TASK OBJECTIVE
Images do not belong in the copy. Retype all the entries below exactly.

═══ TASK MATERIAL

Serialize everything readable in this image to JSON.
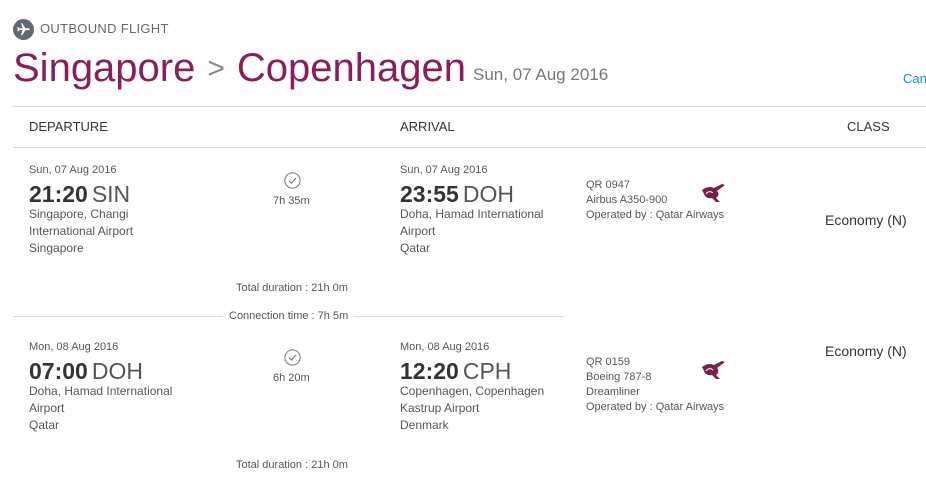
{
  "header": {
    "section_label": "OUTBOUND FLIGHT",
    "origin": "Singapore",
    "separator": ">",
    "destination": "Copenhagen",
    "date": "Sun, 07 Aug 2016",
    "cancel_link": "Canc"
  },
  "columns": {
    "departure": "DEPARTURE",
    "arrival": "ARRIVAL",
    "class": "CLASS"
  },
  "segments": [
    {
      "dep_date": "Sun, 07 Aug 2016",
      "dep_time": "21:20",
      "dep_code": "SIN",
      "dep_place": [
        "Singapore, Changi",
        "International Airport",
        "Singapore"
      ],
      "duration": "7h 35m",
      "arr_date": "Sun, 07 Aug 2016",
      "arr_time": "23:55",
      "arr_code": "DOH",
      "arr_place": [
        "Doha, Hamad International",
        "Airport",
        "Qatar"
      ],
      "flight_lines": [
        "QR 0947",
        "Airbus A350-900",
        "Operated by : Qatar Airways"
      ],
      "class": "Economy (N)",
      "total_duration": "Total duration : 21h 0m"
    },
    {
      "dep_date": "Mon, 08 Aug 2016",
      "dep_time": "07:00",
      "dep_code": "DOH",
      "dep_place": [
        "Doha, Hamad International",
        "Airport",
        "Qatar"
      ],
      "duration": "6h 20m",
      "arr_date": "Mon, 08 Aug 2016",
      "arr_time": "12:20",
      "arr_code": "CPH",
      "arr_place": [
        "Copenhagen, Copenhagen",
        "Kastrup Airport",
        "Denmark"
      ],
      "flight_lines": [
        "QR 0159",
        "Boeing 787-8",
        "Dreamliner",
        "Operated by : Qatar Airways"
      ],
      "class": "Economy (N)",
      "total_duration": "Total duration : 21h 0m"
    }
  ],
  "connection": "Connection time : 7h 5m",
  "icons": {
    "section": "airplane-icon",
    "duration": "clock-icon",
    "airline": "qatar-airways-logo"
  },
  "colors": {
    "route": "#8b1d5a",
    "link": "#1a8fc6",
    "logo": "#7a1e4a"
  }
}
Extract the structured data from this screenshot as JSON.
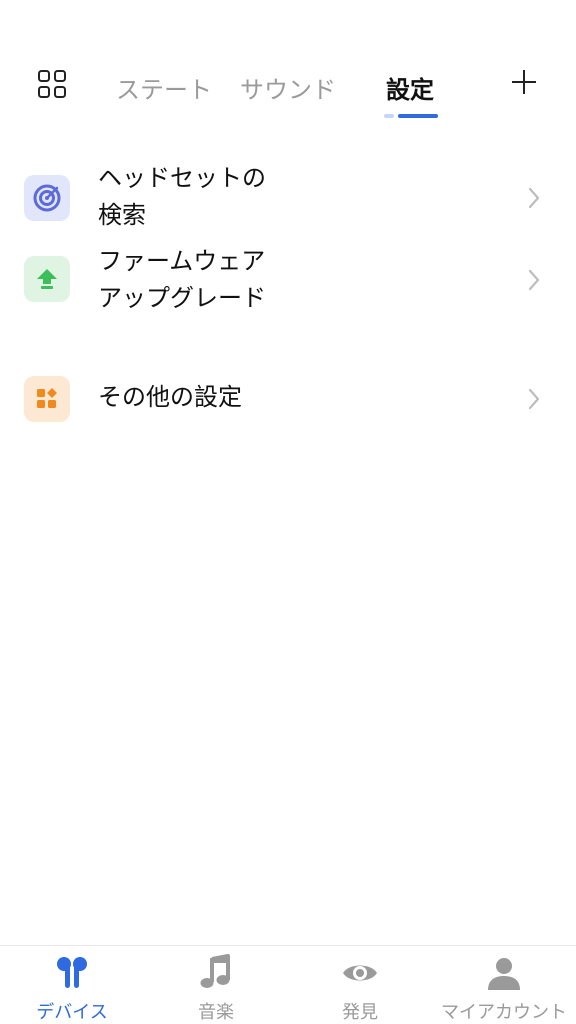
{
  "header": {
    "tabs": [
      {
        "label": "ステート"
      },
      {
        "label": "サウンド"
      },
      {
        "label": "設定"
      }
    ],
    "active_tab": "設定"
  },
  "settings": {
    "items": [
      {
        "label_line1": "ヘッドセットの",
        "label_line2": "検索",
        "icon": "radar-target-icon",
        "color": "#5b6bdc"
      },
      {
        "label_line1": "ファームウェア",
        "label_line2": "アップグレード",
        "icon": "upload-arrow-icon",
        "color": "#3cbf5a"
      },
      {
        "label_line1": "その他の設定",
        "icon": "more-settings-grid-icon",
        "color": "#f08a1c"
      }
    ]
  },
  "bottom_nav": {
    "items": [
      {
        "label": "デバイス",
        "icon": "earbuds-icon",
        "active": true
      },
      {
        "label": "音楽",
        "icon": "music-note-icon",
        "active": false
      },
      {
        "label": "発見",
        "icon": "eye-icon",
        "active": false
      },
      {
        "label": "マイアカウント",
        "icon": "person-icon",
        "active": false
      }
    ]
  },
  "colors": {
    "accent": "#2f6ae0",
    "inactive": "#9a9a9a",
    "text": "#111111"
  }
}
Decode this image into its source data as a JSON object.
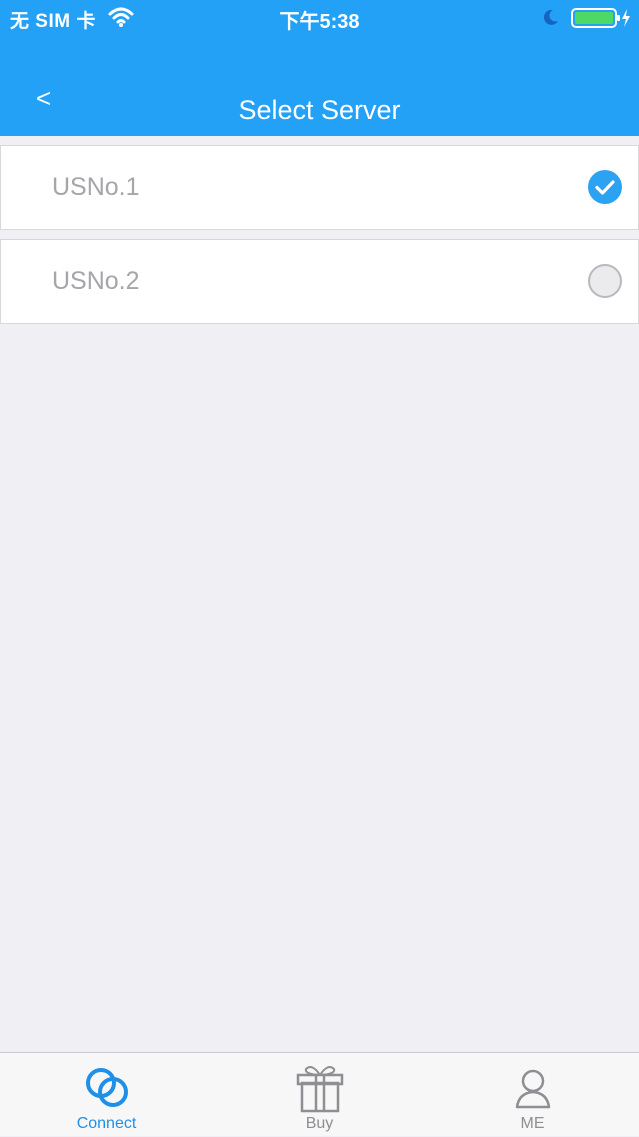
{
  "status_bar": {
    "carrier": "无 SIM 卡",
    "time": "下午5:38"
  },
  "nav": {
    "back_label": "<",
    "title": "Select Server"
  },
  "servers": [
    {
      "name": "USNo.1",
      "selected": true
    },
    {
      "name": "USNo.2",
      "selected": false
    }
  ],
  "tab_bar": {
    "tabs": [
      {
        "label": "Connect",
        "icon": "link-icon",
        "active": true
      },
      {
        "label": "Buy",
        "icon": "gift-icon",
        "active": false
      },
      {
        "label": "ME",
        "icon": "person-icon",
        "active": false
      }
    ]
  },
  "colors": {
    "accent": "#22a1f6",
    "active_tab": "#1e90e8",
    "inactive": "#8e8e93",
    "battery": "#4cd964"
  }
}
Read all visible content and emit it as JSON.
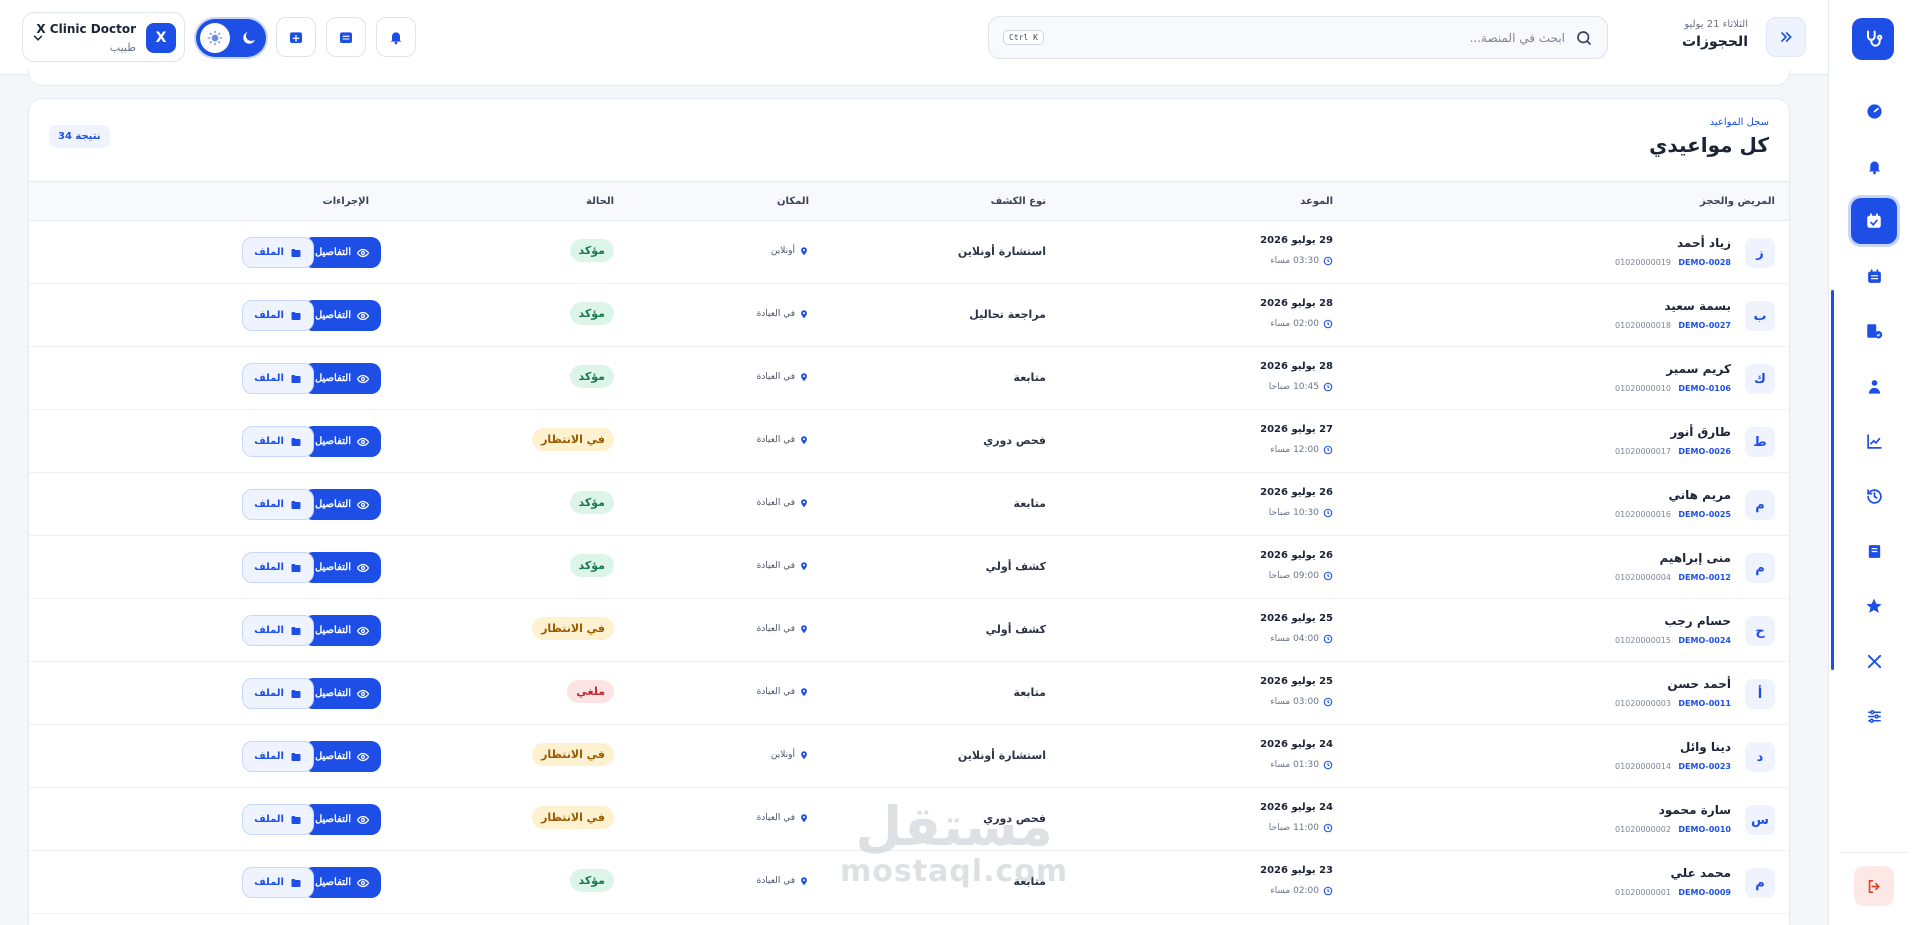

══════

TASK SOLUTION
Serialize everything readable in this image to JSON.
{
  "header": {
    "section_label": "OUTBOUND FLIGHT",
    "origin": "Singapore",
    "separator": ">",
    "destination": "Copenhagen",
    "date": "Sun, 07 Aug 2016",
    "cancel_link": "Canc"
  },
  "columns": {
    "departure": "DEPARTURE",
    "arrival": "ARRIVAL",
    "class": "CLASS"
  },
  "segments": [
    {
      "dep_date": "Sun, 07 Aug 2016",
      "dep_time": "21:20",
      "dep_code": "SIN",
      "dep_place": [
        "Singapore, Changi",
        "International Airport",
        "Singapore"
      ],
      "duration": "7h 35m",
      "arr_date": "Sun, 07 Aug 2016",
      "arr_time": "23:55",
      "arr_code": "DOH",
      "arr_place": [
        "Doha, Hamad International",
        "Airport",
        "Qatar"
      ],
      "flight_lines": [
        "QR 0947",
        "Airbus A350-900",
        "Operated by : Qatar Airways"
      ],
      "class": "Economy (N)",
      "total_duration": "Total duration : 21h 0m"
    },
    {
      "dep_date": "Mon, 08 Aug 2016",
      "dep_time": "07:00",
      "dep_code": "DOH",
      "dep_place": [
        "Doha, Hamad International",
        "Airport",
        "Qatar"
      ],
      "duration": "6h 20m",
      "arr_date": "Mon, 08 Aug 2016",
      "arr_time": "12:20",
      "arr_code": "CPH",
      "arr_place": [
        "Copenhagen, Copenhagen",
        "Kastrup Airport",
        "Denmark"
      ],
      "flight_lines": [
        "QR 0159",
        "Boeing 787-8",
        "Dreamliner",
        "Operated by : Qatar Airways"
      ],
      "class": "Economy (N)",
      "total_duration": "Total duration : 21h 0m"
    }
  ],
  "connection": "Connection time : 7h 5m",
  "icons": {
    "section": "airplane-icon",
    "duration": "clock-icon",
    "airline": "qatar-airways-logo"
  },
  "colors": {
    "route": "#8b1d5a",
    "link": "#1a8fc6",
    "logo": "#7a1e4a"
  }
}
Extract the structured data from this screenshot as JSON.
{
  "header": {
    "tabs": [
      {
        "label": "ステート"
      },
      {
        "label": "サウンド"
      },
      {
        "label": "設定"
      }
    ],
    "active_tab": "設定"
  },
  "settings": {
    "items": [
      {
        "label_line1": "ヘッドセットの",
        "label_line2": "検索",
        "icon": "radar-target-icon",
        "color": "#5b6bdc"
      },
      {
        "label_line1": "ファームウェア",
        "label_line2": "アップグレード",
        "icon": "upload-arrow-icon",
        "color": "#3cbf5a"
      },
      {
        "label_line1": "その他の設定",
        "icon": "more-settings-grid-icon",
        "color": "#f08a1c"
      }
    ]
  },
  "bottom_nav": {
    "items": [
      {
        "label": "デバイス",
        "icon": "earbuds-icon",
        "active": true
      },
      {
        "label": "音楽",
        "icon": "music-note-icon",
        "active": false
      },
      {
        "label": "発見",
        "icon": "eye-icon",
        "active": false
      },
      {
        "label": "マイアカウント",
        "icon": "person-icon",
        "active": false
      }
    ]
  },
  "colors": {
    "accent": "#2f6ae0",
    "inactive": "#9a9a9a",
    "text": "#111111"
  }
}
Decode this image into its source data as a JSON object.
{
  "status_bar": {
    "carrier": "无 SIM 卡",
    "time": "下午5:38"
  },
  "nav": {
    "back_label": "<",
    "title": "Select Server"
  },
  "servers": [
    {
      "name": "USNo.1",
      "selected": true
    },
    {
      "name": "USNo.2",
      "selected": false
    }
  ],
  "tab_bar": {
    "tabs": [
      {
        "label": "Connect",
        "icon": "link-icon",
        "active": true
      },
      {
        "label": "Buy",
        "icon": "gift-icon",
        "active": false
      },
      {
        "label": "ME",
        "icon": "person-icon",
        "active": false
      }
    ]
  },
  "colors": {
    "accent": "#22a1f6",
    "active_tab": "#1e90e8",
    "inactive": "#8e8e93",
    "battery": "#4cd964"
  }
}
Read all visible content and emit it as JSON.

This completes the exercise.